= Your goal =
Wherever the word "placeholder" appears in a line, extract that line.

## start Stored data

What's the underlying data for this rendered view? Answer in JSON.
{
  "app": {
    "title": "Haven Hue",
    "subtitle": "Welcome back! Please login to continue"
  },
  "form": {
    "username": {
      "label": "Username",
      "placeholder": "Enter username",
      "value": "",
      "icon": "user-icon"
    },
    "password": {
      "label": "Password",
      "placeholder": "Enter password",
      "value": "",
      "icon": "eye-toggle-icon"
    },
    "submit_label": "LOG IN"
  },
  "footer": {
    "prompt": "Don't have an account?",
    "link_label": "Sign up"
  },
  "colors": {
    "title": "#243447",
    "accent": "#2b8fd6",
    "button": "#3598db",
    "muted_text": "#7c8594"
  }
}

## end Stored data

= Correct response =
      "placeholder": "Enter username",
      "placeholder": "Enter password",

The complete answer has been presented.